Using the asymptotic description of the Schwartz kernel for \(e^{-t\Delta _L}\), one finds that the fundamental solution maps into \(\mathcal {D}(\Delta _L^{{\mathcal {F}}})\) for any fixed \(t>0\). Now, a verbatim repetition of the arguments for [34, Proposition 3.4] proves the statement. \(\square \)

We remark that by following the argument of Gell-Redmann and Swoboda [17, Proposition 13] one may deduce that \(\Delta _L\) is essentially self-adjoint if \(u_0 >\dim F\) from the mapping properties of the fundamental solution. This can be intuitively expected, since the condition \(u_0 >\dim F\) translates to \(\mu _0 > 1\) in view of (3.22), and the operators \(\ell _\mu \) are in the limit point case at \(x=0\) for \(\mu \ge \mu _0 > 1\).

PROMPT 1: In the excerpt on self-adjointness, what condition on \(u_0\) lets one deduce that \(\Delta _L\) is essentially self-adjoint?

PROVIDED DATA:
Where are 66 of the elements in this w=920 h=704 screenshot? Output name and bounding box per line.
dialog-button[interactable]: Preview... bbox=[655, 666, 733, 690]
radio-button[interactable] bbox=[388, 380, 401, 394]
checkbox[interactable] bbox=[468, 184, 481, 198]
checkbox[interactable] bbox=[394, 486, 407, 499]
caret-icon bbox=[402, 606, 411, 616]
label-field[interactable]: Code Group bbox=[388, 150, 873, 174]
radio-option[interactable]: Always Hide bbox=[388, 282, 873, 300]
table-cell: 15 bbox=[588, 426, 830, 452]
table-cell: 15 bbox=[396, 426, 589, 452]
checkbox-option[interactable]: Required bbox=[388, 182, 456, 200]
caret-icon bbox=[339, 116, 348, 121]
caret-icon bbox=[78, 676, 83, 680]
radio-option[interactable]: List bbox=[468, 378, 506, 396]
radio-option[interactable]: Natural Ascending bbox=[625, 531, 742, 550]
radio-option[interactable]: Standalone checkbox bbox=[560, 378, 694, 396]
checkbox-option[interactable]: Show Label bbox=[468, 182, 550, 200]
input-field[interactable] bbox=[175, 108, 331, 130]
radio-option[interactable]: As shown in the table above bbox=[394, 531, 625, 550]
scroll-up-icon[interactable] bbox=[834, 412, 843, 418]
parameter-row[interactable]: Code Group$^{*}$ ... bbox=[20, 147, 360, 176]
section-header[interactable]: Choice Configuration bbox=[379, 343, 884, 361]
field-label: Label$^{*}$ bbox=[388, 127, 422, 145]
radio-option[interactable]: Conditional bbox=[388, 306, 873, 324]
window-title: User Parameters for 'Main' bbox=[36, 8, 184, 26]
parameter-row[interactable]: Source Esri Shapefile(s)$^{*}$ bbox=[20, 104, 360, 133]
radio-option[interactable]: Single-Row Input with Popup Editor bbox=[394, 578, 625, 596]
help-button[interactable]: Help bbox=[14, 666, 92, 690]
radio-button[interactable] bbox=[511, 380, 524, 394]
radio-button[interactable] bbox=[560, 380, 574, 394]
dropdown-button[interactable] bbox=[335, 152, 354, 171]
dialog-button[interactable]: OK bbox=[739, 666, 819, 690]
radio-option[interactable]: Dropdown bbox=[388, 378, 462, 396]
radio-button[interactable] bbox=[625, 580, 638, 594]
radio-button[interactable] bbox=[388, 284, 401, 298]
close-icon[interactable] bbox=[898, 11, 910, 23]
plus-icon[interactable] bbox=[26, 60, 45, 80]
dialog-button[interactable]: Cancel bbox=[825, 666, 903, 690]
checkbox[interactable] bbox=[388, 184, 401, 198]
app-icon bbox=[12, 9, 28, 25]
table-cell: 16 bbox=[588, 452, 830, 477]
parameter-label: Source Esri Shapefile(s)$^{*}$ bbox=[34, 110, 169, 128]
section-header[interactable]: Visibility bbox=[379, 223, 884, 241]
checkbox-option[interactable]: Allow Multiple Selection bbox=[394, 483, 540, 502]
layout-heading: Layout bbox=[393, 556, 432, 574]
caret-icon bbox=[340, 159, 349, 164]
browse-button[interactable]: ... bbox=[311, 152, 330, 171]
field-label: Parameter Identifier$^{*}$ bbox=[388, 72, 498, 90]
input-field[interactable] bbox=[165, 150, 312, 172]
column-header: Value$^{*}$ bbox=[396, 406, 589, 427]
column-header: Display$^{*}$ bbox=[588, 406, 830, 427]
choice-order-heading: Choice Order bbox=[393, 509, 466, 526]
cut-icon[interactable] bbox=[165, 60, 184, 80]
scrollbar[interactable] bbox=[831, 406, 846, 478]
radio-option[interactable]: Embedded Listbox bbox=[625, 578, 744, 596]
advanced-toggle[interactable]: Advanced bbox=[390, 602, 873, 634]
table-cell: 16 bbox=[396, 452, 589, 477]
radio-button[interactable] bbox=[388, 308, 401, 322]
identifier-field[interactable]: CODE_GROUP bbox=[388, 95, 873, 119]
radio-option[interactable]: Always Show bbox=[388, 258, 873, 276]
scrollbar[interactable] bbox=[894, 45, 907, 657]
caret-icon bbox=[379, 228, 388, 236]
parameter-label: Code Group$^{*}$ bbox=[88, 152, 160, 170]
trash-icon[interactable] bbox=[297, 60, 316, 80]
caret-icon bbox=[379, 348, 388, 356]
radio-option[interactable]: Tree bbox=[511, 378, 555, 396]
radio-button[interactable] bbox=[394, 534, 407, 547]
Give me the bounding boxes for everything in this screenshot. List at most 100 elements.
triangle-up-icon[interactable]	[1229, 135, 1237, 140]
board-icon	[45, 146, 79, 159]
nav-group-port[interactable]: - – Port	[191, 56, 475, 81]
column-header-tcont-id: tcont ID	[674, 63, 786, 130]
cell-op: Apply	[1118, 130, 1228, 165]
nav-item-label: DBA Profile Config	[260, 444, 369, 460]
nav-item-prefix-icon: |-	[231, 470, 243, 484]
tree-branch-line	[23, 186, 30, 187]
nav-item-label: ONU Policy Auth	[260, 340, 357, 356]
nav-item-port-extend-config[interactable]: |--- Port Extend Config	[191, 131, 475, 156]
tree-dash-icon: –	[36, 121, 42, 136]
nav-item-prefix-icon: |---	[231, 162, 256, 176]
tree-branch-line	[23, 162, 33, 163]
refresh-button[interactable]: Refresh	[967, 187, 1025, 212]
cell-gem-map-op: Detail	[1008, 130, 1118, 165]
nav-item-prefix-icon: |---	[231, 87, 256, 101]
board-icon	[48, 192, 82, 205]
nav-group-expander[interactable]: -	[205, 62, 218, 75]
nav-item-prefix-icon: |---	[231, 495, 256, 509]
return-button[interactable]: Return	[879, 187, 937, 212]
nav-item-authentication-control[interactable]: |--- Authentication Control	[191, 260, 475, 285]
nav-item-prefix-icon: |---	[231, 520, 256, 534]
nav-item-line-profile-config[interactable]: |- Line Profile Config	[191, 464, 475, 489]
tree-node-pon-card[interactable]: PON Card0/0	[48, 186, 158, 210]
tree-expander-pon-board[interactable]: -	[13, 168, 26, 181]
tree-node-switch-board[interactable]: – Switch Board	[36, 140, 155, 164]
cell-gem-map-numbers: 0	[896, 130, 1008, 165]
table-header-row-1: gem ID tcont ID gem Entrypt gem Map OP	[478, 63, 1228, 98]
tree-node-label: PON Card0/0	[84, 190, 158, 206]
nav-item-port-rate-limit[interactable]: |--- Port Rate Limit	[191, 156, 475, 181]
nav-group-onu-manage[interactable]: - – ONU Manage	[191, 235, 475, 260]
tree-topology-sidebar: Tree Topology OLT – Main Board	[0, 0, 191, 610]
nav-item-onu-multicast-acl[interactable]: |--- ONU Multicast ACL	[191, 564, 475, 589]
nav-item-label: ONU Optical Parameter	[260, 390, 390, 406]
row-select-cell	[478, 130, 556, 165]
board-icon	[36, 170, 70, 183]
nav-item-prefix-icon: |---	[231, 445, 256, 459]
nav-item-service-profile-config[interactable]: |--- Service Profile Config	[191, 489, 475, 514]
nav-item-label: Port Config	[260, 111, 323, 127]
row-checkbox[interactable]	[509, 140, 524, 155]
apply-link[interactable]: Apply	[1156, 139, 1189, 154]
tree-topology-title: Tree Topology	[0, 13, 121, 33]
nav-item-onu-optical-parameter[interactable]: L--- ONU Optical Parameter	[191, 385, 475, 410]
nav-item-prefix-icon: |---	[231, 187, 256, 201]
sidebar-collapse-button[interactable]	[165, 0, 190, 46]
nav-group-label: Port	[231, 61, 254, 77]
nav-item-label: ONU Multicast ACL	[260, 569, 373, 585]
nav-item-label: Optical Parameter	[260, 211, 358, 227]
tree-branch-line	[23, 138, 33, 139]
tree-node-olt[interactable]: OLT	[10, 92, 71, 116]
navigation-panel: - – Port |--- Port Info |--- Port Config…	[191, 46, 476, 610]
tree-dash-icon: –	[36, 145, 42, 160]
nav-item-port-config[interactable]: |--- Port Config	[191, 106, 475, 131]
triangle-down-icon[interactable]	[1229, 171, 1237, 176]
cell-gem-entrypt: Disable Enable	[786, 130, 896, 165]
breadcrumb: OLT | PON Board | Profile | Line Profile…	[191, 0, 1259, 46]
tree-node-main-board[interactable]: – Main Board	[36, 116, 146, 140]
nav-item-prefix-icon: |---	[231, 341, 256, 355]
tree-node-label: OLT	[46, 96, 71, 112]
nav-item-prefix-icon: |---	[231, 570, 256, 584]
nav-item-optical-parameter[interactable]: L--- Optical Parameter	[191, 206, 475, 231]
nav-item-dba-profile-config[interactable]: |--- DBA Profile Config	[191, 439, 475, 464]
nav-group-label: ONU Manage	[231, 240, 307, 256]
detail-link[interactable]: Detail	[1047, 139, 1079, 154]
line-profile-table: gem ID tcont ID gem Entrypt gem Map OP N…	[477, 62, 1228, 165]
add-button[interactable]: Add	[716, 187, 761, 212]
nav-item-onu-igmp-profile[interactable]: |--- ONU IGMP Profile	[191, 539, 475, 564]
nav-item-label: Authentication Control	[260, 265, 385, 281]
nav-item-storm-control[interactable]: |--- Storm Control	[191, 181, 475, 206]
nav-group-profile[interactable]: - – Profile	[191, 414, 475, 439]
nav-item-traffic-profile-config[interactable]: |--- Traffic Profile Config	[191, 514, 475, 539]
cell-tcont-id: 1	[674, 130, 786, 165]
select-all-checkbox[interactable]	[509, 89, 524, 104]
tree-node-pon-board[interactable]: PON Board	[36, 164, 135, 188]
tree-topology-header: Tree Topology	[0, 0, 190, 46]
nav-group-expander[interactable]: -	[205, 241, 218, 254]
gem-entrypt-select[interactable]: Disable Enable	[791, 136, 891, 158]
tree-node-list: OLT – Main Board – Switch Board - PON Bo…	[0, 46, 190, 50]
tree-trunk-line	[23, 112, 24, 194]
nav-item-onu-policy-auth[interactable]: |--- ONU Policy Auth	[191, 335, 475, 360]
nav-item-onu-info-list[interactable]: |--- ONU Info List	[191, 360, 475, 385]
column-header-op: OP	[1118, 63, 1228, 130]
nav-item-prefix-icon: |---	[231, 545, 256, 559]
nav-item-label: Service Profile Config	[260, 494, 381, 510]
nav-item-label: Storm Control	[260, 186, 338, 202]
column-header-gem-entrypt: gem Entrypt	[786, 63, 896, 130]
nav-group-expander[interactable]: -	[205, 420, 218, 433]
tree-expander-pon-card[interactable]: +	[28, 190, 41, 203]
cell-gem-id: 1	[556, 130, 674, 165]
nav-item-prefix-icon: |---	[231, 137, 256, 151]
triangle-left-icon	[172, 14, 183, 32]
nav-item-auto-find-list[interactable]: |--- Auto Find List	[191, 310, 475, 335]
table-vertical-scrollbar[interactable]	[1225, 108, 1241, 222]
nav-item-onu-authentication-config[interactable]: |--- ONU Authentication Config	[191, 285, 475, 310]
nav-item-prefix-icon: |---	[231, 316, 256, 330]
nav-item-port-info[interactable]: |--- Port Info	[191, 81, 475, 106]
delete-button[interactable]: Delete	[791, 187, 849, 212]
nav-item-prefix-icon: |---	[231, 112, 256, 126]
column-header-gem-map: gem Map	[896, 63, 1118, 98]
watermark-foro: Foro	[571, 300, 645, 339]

PROMPT 2: Echo the part of the records that opens with their first line and closes with the line containing "checkbox[interactable] bbox=[394, 486, 407, 499]", with both ends included.

FULL ANSWER 1: \(u_0 >\dim F\)

FULL ANSWER 2:
Where are 66 of the elements in this w=920 h=704 screenshot? Output name and bounding box per line.
dialog-button[interactable]: Preview... bbox=[655, 666, 733, 690]
radio-button[interactable] bbox=[388, 380, 401, 394]
checkbox[interactable] bbox=[468, 184, 481, 198]
checkbox[interactable] bbox=[394, 486, 407, 499]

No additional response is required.